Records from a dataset
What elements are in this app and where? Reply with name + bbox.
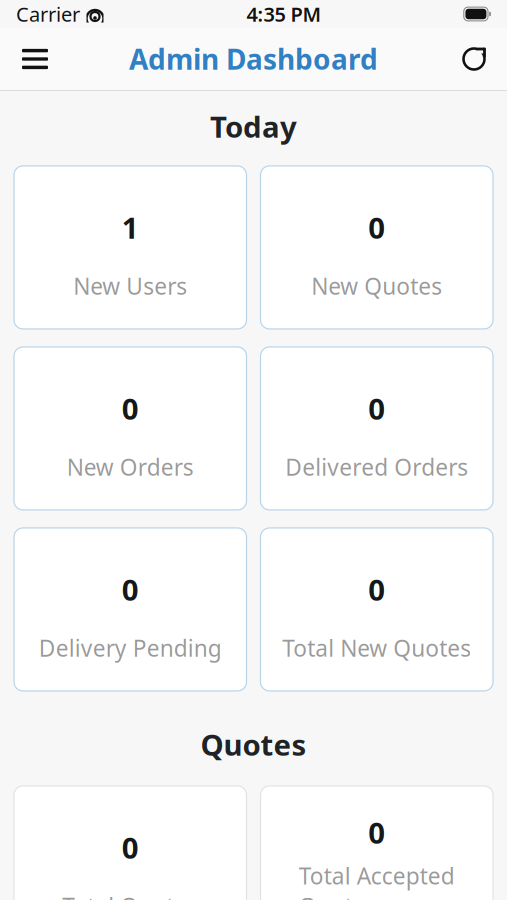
staticText: New Users xyxy=(73,271,187,301)
button[interactable]: 0 xyxy=(260,786,493,900)
staticText: 4:35 PM xyxy=(246,1,321,27)
staticText: Total Accepted Quotes xyxy=(299,861,455,900)
staticText: 0 xyxy=(368,208,385,247)
staticText: 0 xyxy=(368,813,385,852)
staticText: Today xyxy=(210,107,297,146)
staticText: Total Quotes xyxy=(62,891,198,900)
button[interactable]: Menu xyxy=(6,33,64,85)
staticText: 0 xyxy=(368,570,385,609)
staticText: 0 xyxy=(368,389,385,428)
staticText: Delivery Pending xyxy=(39,633,222,663)
button[interactable]: 0 xyxy=(14,347,246,510)
staticText: New Orders xyxy=(67,452,194,482)
staticText: 0 xyxy=(122,570,139,609)
button[interactable]: 1 xyxy=(14,166,246,329)
staticText: Admin Dashboard xyxy=(129,40,378,78)
button[interactable]: 0 xyxy=(260,528,493,691)
button[interactable]: 0 xyxy=(14,786,246,900)
button[interactable]: 0 xyxy=(14,528,246,691)
staticText: 1 xyxy=(122,208,139,247)
staticText: Carrier xyxy=(16,1,80,27)
staticText: 0 xyxy=(122,828,139,867)
staticText: New Quotes xyxy=(311,271,442,301)
button[interactable]: 0 xyxy=(260,347,493,510)
button[interactable]: 0 xyxy=(260,166,493,329)
staticText: Quotes xyxy=(200,725,306,764)
staticText: Delivered Orders xyxy=(285,452,468,482)
button[interactable]: Refresh xyxy=(447,34,501,84)
staticText: Total New Quotes xyxy=(282,633,471,663)
staticText: 0 xyxy=(122,389,139,428)
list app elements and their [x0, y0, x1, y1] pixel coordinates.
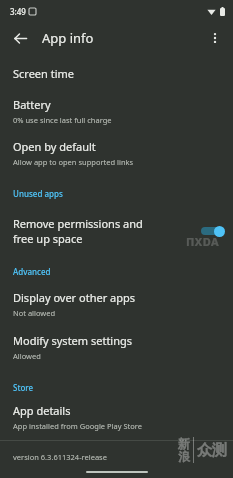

**WHAT THIS TASK INVOLVES:** Can you repeat the lines starting at "staticText: New Users xyxy=(73,271,187,301)" and ending at "staticText: Delivery Pending", changing "Today" to "Yesterday" and keeping everything else the same?

**WRITTEN SOLUTION:**
staticText: New Users xyxy=(73,271,187,301)
button[interactable]: 0 xyxy=(260,786,493,900)
staticText: 4:35 PM xyxy=(246,1,321,27)
staticText: Total Accepted Quotes xyxy=(299,861,455,900)
staticText: 0 xyxy=(368,208,385,247)
staticText: 0 xyxy=(368,813,385,852)
staticText: Yesterday xyxy=(210,107,297,146)
staticText: Total Quotes xyxy=(62,891,198,900)
button[interactable]: Menu xyxy=(6,33,64,85)
staticText: 0 xyxy=(368,570,385,609)
staticText: 0 xyxy=(368,389,385,428)
staticText: Delivery Pending xyxy=(39,633,222,663)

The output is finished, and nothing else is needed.